** Opening DATA FOR THIS TASK block **

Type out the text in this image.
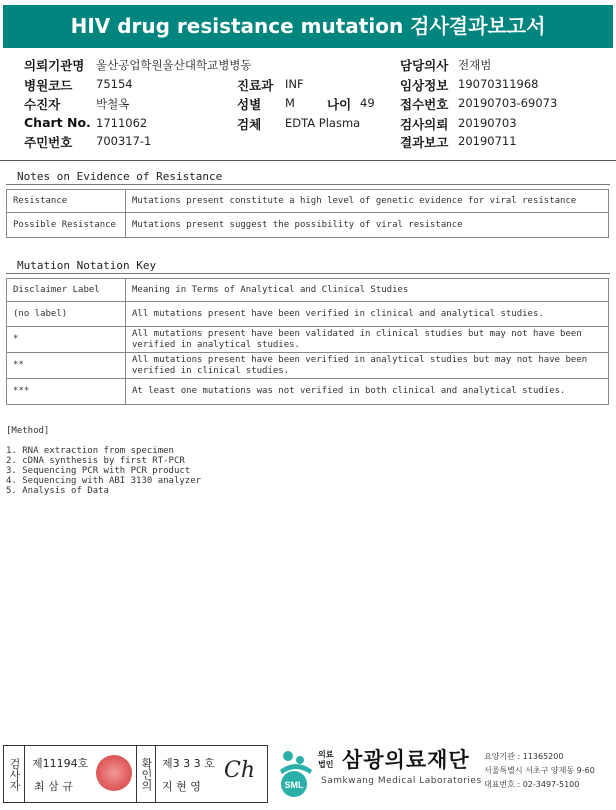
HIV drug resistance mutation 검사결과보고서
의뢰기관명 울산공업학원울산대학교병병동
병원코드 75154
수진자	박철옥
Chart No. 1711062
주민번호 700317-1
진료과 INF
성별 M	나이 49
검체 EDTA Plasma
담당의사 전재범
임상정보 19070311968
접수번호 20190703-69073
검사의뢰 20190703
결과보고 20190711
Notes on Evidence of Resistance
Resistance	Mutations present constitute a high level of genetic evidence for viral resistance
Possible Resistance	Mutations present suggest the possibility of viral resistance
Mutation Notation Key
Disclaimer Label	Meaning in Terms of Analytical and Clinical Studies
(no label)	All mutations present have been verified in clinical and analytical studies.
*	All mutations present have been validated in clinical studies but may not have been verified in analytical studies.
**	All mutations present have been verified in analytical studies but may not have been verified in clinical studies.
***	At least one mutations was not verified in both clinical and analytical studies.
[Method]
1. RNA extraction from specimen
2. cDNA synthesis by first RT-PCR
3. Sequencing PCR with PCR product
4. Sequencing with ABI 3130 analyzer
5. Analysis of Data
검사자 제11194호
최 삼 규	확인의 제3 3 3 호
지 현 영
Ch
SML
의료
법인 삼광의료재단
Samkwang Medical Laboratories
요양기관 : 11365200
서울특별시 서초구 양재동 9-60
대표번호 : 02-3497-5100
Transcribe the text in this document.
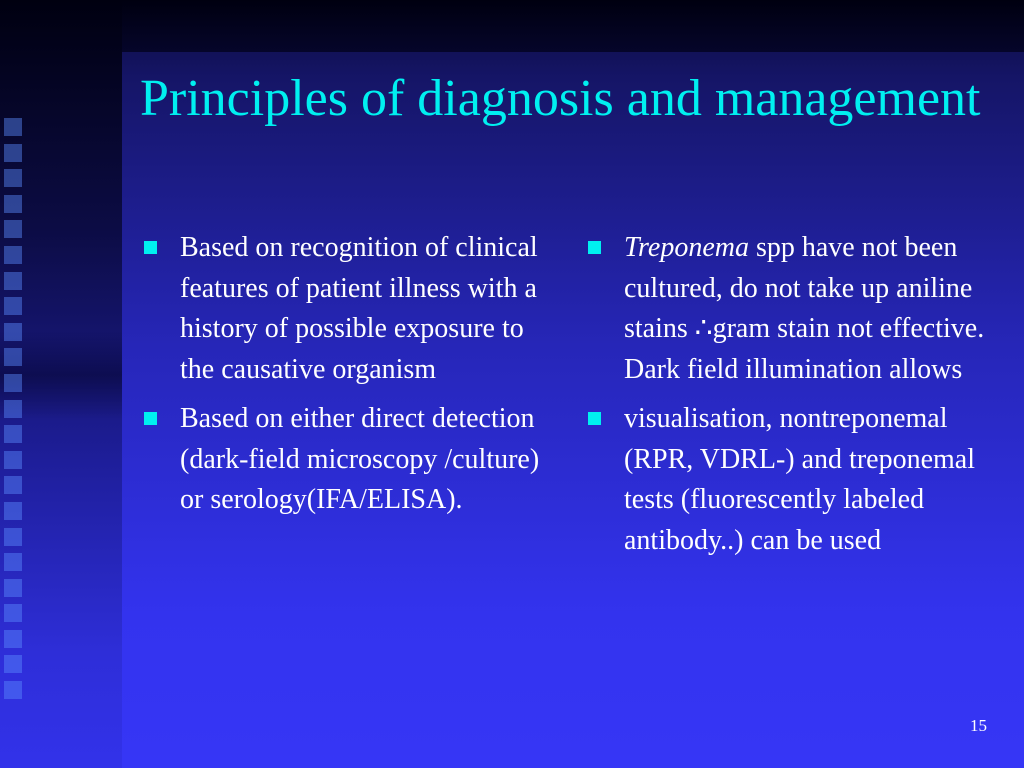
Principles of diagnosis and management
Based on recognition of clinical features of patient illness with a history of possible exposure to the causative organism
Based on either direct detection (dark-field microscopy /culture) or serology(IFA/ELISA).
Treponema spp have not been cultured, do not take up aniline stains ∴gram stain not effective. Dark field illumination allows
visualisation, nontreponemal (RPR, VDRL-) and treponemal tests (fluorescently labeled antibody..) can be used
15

** Closing DATA FOR THIS TASK block **
** Opening DATA FOR THIS TASK block **

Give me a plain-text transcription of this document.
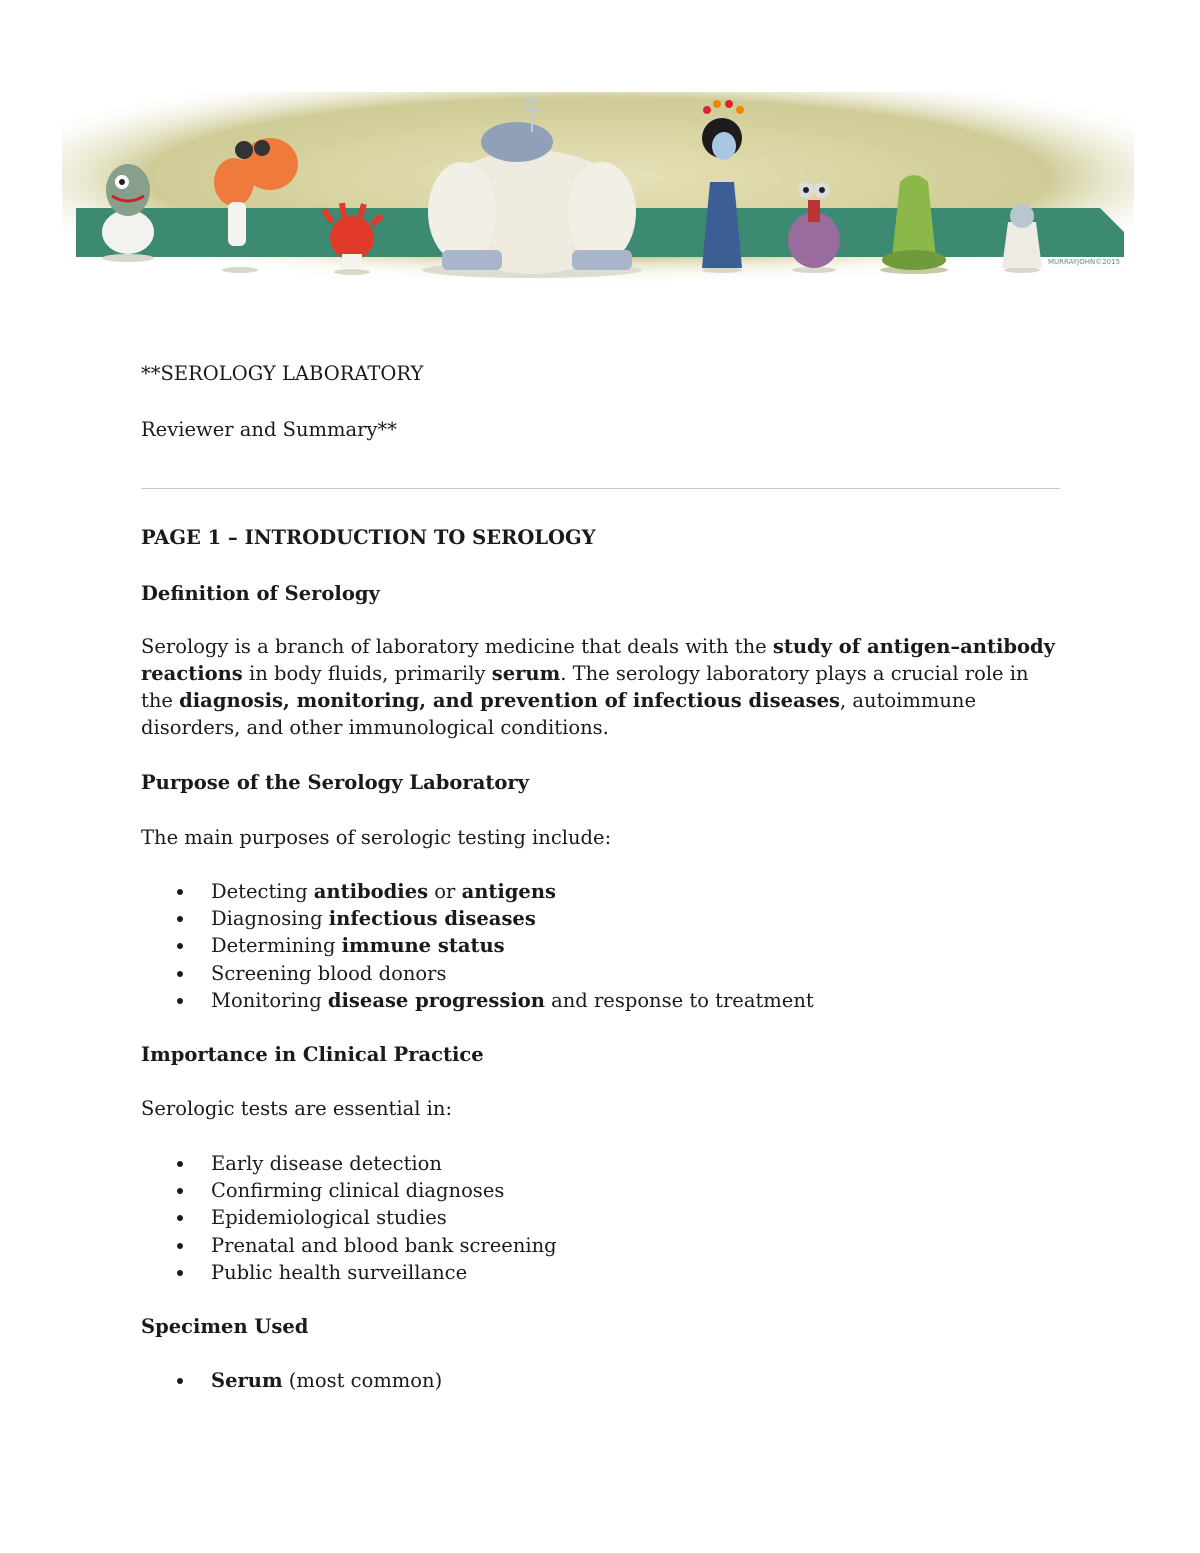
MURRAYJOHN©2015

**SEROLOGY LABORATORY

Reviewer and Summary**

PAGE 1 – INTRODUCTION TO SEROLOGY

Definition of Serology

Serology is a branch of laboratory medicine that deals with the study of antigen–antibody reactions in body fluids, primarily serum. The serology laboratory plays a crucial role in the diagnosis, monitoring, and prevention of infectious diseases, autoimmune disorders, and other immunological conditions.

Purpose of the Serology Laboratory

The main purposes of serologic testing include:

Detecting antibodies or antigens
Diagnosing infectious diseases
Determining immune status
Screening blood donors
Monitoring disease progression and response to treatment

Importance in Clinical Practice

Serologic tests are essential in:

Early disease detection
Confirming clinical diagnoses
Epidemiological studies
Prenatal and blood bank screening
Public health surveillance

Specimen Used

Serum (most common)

** Closing DATA FOR THIS TASK block **

### [AIM OF THE EXERCISE]
Every line in the material above that has the word "infectious" should be copied.

### [REPLY]
Serology is a branch of laboratory medicine that deals with the study of antigen–antibody reactions in body fluids, primarily serum. The serology laboratory plays a crucial role in the diagnosis, monitoring, and prevention of infectious diseases, autoimmune disorders, and other immunological conditions.
Diagnosing infectious diseases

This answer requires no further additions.